Problem description:
Reproduce word for word the stretch of lines that opens with the line containing "Find all labels, buttons, inputs, and" and closes with the line containing "- y2-tick-label: 1600: [1157, 138, 1221, 167]", including both of those lines, and leave the pictures out of your answer.

Recorded data:
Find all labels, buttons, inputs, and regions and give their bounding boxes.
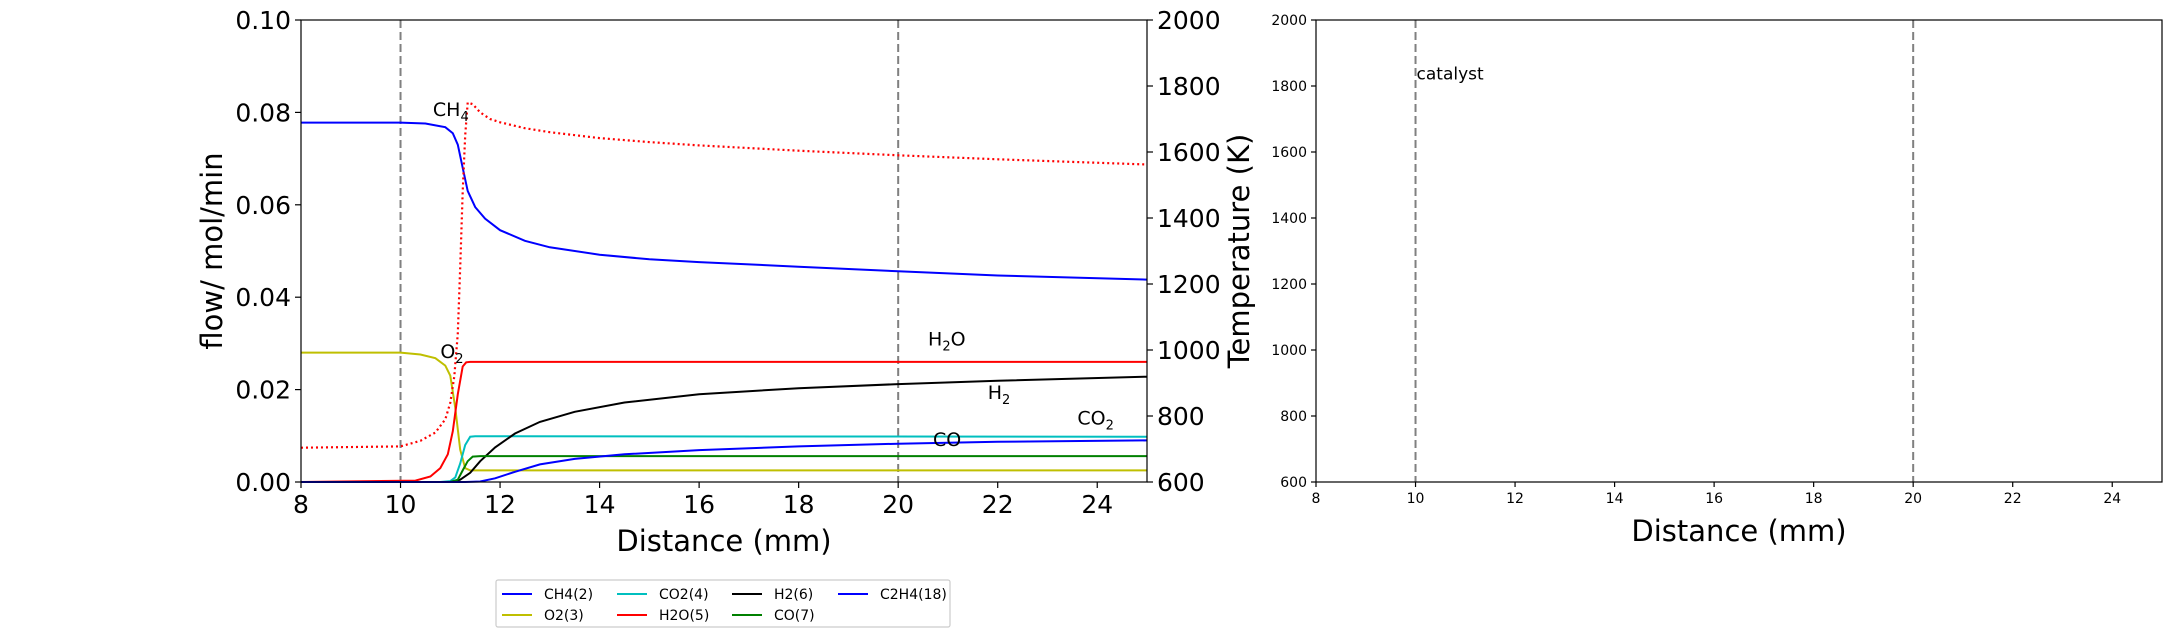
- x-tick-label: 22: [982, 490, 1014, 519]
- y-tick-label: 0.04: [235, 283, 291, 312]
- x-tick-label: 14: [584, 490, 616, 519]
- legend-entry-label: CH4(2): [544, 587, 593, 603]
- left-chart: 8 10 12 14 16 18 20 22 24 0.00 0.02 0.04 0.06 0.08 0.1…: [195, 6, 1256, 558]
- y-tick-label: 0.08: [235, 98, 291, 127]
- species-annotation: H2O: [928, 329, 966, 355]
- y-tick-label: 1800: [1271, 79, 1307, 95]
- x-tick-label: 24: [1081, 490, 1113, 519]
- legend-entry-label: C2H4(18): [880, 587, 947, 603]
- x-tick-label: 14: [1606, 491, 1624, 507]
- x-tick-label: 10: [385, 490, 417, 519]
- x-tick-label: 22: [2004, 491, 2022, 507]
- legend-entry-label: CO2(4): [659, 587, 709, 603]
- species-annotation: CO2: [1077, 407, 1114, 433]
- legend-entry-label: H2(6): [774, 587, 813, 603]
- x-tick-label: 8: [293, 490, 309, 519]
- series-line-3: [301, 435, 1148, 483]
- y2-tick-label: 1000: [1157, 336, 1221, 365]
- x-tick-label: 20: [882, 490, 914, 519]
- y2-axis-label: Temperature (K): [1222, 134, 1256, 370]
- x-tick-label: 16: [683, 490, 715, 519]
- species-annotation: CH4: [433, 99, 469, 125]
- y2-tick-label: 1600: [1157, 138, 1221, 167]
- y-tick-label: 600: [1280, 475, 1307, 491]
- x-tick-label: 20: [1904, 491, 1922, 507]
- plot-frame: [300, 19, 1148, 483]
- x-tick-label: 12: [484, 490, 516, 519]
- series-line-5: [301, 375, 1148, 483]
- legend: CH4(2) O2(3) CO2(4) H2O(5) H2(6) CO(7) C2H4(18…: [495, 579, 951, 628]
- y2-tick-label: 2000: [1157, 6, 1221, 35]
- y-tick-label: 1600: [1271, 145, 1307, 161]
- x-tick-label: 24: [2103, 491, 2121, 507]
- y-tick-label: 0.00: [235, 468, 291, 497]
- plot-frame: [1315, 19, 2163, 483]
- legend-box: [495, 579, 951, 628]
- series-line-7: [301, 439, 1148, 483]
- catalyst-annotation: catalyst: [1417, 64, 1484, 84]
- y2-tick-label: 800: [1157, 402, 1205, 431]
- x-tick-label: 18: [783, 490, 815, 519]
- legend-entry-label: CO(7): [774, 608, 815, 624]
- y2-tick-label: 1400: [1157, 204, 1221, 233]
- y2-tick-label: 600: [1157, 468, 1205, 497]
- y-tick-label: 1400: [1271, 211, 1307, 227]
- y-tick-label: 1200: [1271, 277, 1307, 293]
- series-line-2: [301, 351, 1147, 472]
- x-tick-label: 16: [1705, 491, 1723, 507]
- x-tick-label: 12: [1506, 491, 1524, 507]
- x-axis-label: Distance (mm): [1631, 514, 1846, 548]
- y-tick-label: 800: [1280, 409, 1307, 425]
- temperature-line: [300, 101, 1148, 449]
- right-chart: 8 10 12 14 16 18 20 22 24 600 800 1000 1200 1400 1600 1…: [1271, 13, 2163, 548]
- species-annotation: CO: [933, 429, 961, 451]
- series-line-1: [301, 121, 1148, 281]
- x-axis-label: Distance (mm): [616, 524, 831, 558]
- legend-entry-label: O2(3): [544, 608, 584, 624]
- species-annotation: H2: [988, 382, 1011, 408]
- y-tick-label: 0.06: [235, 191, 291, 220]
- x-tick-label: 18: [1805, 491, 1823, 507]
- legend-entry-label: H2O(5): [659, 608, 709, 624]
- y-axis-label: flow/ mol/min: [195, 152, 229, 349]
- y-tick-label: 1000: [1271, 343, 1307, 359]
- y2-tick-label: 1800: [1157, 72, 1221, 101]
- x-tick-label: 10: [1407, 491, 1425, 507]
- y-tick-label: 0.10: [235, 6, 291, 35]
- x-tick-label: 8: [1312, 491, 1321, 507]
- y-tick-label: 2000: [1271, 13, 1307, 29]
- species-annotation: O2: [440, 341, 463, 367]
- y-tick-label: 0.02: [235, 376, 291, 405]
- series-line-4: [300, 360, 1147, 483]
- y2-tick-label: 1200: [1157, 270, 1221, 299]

* * *

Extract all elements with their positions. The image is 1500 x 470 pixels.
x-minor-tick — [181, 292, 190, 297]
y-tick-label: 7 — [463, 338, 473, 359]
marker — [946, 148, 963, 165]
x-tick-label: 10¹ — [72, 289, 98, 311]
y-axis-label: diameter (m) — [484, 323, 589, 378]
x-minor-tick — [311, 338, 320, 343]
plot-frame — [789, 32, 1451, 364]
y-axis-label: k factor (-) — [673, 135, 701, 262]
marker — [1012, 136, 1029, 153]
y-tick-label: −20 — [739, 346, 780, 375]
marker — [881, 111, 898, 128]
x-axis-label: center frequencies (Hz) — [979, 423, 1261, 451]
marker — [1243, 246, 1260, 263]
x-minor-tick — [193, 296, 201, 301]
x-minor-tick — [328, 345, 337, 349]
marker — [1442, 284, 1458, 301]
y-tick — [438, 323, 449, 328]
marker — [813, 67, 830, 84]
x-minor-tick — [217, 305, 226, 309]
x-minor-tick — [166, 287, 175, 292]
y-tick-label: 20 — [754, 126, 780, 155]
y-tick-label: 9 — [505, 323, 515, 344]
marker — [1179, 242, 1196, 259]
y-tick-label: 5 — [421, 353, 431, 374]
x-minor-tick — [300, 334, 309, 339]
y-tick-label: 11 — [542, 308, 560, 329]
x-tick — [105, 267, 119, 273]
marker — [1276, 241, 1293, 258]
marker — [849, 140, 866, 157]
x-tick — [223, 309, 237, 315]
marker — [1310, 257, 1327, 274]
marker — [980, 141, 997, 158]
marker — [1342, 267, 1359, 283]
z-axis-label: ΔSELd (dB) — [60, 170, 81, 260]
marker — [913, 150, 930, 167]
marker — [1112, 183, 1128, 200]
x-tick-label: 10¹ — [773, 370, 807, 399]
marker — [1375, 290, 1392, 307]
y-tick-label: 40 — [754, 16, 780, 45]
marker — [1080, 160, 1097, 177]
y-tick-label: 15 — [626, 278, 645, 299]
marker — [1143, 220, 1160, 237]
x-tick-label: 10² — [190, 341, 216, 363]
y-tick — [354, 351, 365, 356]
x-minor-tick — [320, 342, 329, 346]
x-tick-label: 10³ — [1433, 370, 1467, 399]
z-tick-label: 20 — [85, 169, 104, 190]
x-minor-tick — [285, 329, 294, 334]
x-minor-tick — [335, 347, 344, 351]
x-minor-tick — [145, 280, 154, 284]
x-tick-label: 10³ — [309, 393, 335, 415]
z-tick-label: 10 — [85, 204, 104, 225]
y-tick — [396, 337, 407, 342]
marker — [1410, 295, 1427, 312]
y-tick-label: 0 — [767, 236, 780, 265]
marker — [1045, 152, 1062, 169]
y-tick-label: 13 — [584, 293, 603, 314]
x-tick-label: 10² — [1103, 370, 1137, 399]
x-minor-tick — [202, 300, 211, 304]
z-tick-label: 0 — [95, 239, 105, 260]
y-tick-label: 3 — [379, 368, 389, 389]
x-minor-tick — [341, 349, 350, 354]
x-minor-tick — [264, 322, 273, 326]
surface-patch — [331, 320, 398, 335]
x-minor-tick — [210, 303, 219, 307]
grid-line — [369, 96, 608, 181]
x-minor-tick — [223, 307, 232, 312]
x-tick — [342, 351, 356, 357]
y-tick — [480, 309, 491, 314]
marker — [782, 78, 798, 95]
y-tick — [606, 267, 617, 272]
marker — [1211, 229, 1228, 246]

* * *

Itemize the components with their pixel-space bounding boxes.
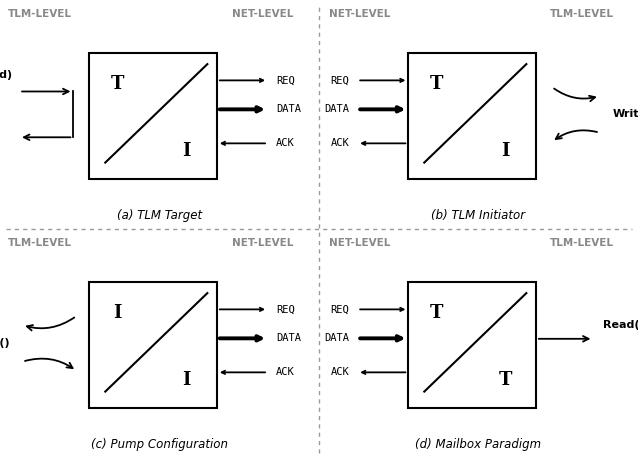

Task solution:
Find all labels, buttons, inputs, and regions and give their bounding boxes.
- x-tick-label: 22: [982, 490, 1014, 519]
- y-tick-label: 0.04: [235, 283, 291, 312]
- x-tick-label: 14: [584, 490, 616, 519]
- legend-entry-label: CH4(2): [544, 587, 593, 603]
- left-chart: 8 10 12 14 16 18 20 22 24 0.00 0.02 0.04 0.06 0.08 0.1…: [195, 6, 1256, 558]
- y-tick-label: 0.08: [235, 98, 291, 127]
- species-annotation: H2O: [928, 329, 966, 355]
- y-tick-label: 1800: [1271, 79, 1307, 95]
- x-tick-label: 24: [1081, 490, 1113, 519]
- legend-entry-label: C2H4(18): [880, 587, 947, 603]
- x-tick-label: 14: [1606, 491, 1624, 507]
- x-tick-label: 10: [385, 490, 417, 519]
- x-tick-label: 22: [2004, 491, 2022, 507]
- legend-entry-label: CO2(4): [659, 587, 709, 603]
- species-annotation: CO2: [1077, 407, 1114, 433]
- legend-entry-label: H2(6): [774, 587, 813, 603]
- x-tick-label: 8: [293, 490, 309, 519]
- series-line-3: [301, 435, 1148, 483]
- y2-tick-label: 1000: [1157, 336, 1221, 365]
- x-tick-label: 20: [882, 490, 914, 519]
- y2-axis-label: Temperature (K): [1222, 134, 1256, 370]
- x-tick-label: 16: [683, 490, 715, 519]
- species-annotation: CH4: [433, 99, 469, 125]
- y2-tick-label: 1600: [1157, 138, 1221, 167]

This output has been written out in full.